* [What to do]:
Look through the lines and report how many include the word "Nombre", giving nothing but the number.

* [Records supplied]:
- - -

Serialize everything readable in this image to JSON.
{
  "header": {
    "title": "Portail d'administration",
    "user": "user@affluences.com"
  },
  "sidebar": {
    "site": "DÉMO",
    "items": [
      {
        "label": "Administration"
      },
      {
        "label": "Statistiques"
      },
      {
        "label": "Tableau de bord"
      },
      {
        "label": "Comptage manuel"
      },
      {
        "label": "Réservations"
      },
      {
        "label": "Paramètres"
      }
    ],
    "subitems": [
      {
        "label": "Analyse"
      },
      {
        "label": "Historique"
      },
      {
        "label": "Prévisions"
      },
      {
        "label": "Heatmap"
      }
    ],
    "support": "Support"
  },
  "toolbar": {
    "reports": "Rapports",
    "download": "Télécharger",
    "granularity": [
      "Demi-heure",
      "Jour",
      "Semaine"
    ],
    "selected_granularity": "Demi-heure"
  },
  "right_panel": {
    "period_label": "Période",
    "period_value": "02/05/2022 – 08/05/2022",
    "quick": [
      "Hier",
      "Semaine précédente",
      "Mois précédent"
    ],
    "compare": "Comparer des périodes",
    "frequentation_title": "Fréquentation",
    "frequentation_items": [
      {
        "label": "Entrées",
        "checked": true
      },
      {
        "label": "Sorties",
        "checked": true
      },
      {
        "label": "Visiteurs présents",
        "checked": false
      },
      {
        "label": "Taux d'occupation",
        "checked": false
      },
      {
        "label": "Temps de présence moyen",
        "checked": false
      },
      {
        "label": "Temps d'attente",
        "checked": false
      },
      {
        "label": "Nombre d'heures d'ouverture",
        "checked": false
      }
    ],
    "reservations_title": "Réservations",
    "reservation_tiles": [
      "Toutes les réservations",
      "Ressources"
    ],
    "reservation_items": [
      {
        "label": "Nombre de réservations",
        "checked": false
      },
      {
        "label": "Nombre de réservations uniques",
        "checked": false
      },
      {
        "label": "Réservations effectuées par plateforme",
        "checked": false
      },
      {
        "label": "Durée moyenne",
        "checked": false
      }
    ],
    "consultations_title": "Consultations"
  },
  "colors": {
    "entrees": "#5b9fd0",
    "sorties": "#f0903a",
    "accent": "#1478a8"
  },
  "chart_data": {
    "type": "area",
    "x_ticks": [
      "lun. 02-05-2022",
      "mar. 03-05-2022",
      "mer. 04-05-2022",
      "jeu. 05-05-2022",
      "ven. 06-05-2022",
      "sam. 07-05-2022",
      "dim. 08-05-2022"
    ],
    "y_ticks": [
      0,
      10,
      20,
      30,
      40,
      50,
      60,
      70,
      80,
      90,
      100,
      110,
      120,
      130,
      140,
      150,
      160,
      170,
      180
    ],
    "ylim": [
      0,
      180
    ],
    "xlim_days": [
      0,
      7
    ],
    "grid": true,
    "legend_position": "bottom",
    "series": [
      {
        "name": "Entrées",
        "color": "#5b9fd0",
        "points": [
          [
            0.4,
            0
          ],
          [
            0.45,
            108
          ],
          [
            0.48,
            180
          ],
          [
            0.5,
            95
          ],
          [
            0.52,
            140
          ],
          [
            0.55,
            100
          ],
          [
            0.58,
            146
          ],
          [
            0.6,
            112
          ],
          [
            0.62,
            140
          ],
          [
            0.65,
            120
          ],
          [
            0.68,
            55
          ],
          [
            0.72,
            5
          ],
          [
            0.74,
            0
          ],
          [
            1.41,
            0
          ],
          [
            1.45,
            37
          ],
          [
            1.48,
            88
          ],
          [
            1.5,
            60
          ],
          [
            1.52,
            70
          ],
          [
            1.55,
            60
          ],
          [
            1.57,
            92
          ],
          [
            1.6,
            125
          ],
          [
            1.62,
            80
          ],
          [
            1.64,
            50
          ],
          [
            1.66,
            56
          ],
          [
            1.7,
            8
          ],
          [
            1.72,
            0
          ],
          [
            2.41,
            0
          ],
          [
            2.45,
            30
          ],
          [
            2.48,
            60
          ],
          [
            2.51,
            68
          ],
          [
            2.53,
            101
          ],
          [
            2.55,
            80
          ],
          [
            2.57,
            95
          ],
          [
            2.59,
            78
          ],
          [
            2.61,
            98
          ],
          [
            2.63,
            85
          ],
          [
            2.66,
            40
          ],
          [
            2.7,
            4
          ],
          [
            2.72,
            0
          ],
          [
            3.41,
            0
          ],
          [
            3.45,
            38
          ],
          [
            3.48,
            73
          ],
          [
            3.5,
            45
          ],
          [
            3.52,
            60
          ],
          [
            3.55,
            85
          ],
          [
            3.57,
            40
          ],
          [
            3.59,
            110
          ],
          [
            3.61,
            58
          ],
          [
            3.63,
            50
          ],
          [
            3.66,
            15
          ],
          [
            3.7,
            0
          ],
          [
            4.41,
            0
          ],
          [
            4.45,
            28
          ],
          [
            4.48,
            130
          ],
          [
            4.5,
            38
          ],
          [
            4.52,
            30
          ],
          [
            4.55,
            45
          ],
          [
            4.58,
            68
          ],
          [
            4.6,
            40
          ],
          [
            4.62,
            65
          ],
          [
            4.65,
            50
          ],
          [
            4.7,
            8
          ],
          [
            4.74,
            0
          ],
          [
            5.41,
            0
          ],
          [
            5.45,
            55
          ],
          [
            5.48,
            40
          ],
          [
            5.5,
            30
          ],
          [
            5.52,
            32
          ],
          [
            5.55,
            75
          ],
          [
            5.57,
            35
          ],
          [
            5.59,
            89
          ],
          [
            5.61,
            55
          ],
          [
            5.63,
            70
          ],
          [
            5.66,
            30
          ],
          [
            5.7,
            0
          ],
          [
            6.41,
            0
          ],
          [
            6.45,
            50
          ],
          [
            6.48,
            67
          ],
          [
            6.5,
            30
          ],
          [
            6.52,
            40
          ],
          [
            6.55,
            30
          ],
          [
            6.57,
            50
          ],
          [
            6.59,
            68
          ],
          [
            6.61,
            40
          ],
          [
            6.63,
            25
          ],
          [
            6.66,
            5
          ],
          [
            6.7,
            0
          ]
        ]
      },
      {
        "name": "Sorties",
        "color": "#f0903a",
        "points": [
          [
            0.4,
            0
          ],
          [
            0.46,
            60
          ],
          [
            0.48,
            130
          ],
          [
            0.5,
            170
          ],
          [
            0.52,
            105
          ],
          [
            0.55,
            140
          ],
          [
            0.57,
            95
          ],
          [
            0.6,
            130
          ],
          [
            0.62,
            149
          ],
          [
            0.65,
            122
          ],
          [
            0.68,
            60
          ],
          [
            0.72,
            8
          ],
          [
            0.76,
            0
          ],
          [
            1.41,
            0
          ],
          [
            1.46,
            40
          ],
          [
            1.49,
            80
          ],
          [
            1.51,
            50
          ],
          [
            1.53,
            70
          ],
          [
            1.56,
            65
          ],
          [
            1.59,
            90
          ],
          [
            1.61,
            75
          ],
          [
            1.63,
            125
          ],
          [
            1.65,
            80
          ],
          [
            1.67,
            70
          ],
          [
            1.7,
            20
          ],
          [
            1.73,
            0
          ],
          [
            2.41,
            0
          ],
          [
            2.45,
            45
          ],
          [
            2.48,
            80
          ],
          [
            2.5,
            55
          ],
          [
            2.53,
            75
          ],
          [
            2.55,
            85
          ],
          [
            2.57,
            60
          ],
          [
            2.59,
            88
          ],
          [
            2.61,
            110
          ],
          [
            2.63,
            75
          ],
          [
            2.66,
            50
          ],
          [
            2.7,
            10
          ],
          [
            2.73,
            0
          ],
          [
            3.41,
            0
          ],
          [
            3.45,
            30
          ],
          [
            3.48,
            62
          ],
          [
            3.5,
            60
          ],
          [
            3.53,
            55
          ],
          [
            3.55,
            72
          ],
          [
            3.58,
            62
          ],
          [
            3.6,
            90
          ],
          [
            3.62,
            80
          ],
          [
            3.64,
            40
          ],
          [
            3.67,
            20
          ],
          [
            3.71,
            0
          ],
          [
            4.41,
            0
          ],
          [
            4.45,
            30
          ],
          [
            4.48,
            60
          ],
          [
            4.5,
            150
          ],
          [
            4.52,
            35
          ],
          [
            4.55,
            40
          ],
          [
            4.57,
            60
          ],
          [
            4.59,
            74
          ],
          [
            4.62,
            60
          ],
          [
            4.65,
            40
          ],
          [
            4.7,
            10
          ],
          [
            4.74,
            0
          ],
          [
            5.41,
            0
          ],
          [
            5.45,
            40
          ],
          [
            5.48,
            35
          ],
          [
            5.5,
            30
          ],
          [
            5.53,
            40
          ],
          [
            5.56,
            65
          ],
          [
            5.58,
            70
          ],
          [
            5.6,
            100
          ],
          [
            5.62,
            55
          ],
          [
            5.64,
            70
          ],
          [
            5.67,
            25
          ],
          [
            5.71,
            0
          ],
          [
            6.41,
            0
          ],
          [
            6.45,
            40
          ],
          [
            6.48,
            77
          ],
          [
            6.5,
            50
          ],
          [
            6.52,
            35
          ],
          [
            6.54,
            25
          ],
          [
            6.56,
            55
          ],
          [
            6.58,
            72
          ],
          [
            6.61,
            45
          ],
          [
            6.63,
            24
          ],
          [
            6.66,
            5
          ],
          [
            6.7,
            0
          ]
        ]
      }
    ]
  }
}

- - -

* [Final result]:
3